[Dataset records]
◆ ◆ ◆
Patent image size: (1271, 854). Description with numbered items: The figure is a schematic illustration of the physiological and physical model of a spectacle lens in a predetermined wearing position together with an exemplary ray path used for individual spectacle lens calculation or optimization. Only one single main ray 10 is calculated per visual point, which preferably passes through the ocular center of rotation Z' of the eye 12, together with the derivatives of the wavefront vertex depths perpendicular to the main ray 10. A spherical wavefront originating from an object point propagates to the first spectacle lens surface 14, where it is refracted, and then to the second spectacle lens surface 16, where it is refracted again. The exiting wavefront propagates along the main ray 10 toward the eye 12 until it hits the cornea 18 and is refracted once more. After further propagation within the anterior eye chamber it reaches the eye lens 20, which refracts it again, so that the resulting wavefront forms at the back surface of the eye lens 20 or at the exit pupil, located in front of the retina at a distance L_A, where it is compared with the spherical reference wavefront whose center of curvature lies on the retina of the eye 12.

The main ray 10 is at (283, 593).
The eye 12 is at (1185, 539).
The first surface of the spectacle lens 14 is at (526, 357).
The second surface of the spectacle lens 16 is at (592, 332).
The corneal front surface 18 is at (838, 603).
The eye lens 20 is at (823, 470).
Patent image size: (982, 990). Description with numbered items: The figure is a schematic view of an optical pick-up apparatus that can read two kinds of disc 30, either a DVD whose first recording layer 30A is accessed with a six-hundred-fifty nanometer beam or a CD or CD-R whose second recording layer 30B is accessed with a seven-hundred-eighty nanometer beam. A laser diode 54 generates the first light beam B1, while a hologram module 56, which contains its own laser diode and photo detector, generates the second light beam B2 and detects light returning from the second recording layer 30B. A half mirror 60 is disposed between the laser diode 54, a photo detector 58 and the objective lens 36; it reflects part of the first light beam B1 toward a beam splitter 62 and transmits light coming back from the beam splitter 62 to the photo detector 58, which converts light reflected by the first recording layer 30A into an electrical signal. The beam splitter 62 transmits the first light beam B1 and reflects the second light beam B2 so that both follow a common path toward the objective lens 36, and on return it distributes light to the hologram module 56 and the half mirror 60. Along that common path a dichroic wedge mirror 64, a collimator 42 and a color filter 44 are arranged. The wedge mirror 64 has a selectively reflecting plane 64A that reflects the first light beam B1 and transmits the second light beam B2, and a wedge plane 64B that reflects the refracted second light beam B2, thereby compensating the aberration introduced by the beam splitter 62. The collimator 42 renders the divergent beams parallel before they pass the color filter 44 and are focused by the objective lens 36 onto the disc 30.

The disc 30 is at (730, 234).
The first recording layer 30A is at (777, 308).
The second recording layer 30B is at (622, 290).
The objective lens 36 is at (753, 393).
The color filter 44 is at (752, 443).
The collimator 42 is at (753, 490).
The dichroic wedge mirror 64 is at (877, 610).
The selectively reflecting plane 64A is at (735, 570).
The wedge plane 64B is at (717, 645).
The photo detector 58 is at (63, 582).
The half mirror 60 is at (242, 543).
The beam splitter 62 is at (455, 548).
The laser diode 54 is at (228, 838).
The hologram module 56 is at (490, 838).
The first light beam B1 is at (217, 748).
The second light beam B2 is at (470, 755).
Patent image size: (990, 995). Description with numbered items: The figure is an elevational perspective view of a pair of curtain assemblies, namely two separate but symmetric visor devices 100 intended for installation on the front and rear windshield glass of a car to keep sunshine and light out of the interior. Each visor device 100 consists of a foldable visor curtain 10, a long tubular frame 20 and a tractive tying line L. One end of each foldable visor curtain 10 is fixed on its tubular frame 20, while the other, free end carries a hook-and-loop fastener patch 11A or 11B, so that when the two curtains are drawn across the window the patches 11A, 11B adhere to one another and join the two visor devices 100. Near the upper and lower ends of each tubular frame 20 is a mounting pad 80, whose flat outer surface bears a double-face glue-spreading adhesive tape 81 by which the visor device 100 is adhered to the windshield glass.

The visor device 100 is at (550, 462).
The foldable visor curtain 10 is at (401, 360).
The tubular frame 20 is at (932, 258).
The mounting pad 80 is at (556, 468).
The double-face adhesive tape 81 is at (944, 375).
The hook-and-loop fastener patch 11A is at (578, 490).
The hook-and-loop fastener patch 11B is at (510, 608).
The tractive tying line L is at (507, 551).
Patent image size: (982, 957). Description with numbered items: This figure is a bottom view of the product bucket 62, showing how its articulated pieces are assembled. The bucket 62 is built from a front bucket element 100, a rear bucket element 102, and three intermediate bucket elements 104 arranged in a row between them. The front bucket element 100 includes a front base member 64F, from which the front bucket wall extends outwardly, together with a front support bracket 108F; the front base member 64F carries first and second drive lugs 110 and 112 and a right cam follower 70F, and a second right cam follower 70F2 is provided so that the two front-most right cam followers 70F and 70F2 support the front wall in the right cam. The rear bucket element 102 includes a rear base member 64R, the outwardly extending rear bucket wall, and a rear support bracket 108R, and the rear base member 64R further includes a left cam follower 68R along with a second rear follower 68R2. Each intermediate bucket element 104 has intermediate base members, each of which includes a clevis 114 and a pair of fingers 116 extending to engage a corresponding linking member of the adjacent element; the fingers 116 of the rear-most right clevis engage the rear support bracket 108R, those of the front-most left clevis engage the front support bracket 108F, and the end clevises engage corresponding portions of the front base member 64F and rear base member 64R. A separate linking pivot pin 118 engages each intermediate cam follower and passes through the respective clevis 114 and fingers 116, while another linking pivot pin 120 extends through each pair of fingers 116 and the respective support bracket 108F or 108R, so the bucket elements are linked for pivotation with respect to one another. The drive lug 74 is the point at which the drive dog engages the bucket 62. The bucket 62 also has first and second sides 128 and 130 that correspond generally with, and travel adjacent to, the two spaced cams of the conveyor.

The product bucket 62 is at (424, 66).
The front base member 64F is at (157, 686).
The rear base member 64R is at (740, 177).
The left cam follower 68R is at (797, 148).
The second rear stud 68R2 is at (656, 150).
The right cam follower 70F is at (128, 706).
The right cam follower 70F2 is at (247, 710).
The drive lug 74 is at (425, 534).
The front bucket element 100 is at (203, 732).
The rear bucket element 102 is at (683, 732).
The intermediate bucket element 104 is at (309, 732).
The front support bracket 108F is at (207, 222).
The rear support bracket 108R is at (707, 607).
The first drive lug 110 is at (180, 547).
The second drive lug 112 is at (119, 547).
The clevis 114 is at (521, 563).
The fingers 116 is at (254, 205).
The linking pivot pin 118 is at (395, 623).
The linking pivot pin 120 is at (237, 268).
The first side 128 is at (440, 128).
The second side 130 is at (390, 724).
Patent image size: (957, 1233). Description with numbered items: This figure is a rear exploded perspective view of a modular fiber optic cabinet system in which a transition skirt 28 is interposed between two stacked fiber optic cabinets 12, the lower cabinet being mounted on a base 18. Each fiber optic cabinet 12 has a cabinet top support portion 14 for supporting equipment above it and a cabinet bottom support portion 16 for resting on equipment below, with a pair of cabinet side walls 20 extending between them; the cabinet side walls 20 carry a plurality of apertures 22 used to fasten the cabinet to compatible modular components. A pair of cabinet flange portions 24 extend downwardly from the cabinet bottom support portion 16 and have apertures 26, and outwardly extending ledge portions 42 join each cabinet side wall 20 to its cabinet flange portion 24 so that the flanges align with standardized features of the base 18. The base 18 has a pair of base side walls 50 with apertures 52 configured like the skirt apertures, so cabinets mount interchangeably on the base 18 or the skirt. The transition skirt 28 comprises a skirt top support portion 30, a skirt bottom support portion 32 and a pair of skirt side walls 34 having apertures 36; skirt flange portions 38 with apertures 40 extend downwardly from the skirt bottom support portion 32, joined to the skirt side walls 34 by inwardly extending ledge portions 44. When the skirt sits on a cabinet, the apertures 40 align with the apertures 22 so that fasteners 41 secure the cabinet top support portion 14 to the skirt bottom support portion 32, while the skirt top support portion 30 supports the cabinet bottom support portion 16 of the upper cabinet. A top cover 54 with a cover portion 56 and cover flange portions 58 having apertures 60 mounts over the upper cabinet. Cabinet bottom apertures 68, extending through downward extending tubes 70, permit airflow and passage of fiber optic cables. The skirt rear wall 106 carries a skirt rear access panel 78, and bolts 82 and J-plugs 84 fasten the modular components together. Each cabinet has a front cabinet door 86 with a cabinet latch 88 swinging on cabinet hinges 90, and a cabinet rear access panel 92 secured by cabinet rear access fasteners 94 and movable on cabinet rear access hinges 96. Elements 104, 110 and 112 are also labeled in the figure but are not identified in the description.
◆ ◆ ◆
STATED GOAL: Repeat everything from the first of the lines above down to the line containing "The eye lens 20 is at (823, 470).", including both of those lines.

WRITTEN REPLY:
Patent image size: (1271, 854). Description with numbered items: The figure is a schematic illustration of the physiological and physical model of a spectacle lens in a predetermined wearing position together with an exemplary ray path used for individual spectacle lens calculation or optimization. Only one single main ray 10 is calculated per visual point, which preferably passes through the ocular center of rotation Z' of the eye 12, together with the derivatives of the wavefront vertex depths perpendicular to the main ray 10. A spherical wavefront originating from an object point propagates to the first spectacle lens surface 14, where it is refracted, and then to the second spectacle lens surface 16, where it is refracted again. The exiting wavefront propagates along the main ray 10 toward the eye 12 until it hits the cornea 18 and is refracted once more. After further propagation within the anterior eye chamber it reaches the eye lens 20, which refracts it again, so that the resulting wavefront forms at the back surface of the eye lens 20 or at the exit pupil, located in front of the retina at a distance L_A, where it is compared with the spherical reference wavefront whose center of curvature lies on the retina of the eye 12.

The main ray 10 is at (283, 593).
The eye 12 is at (1185, 539).
The first surface of the spectacle lens 14 is at (526, 357).
The second surface of the spectacle lens 16 is at (592, 332).
The corneal front surface 18 is at (838, 603).
The eye lens 20 is at (823, 470).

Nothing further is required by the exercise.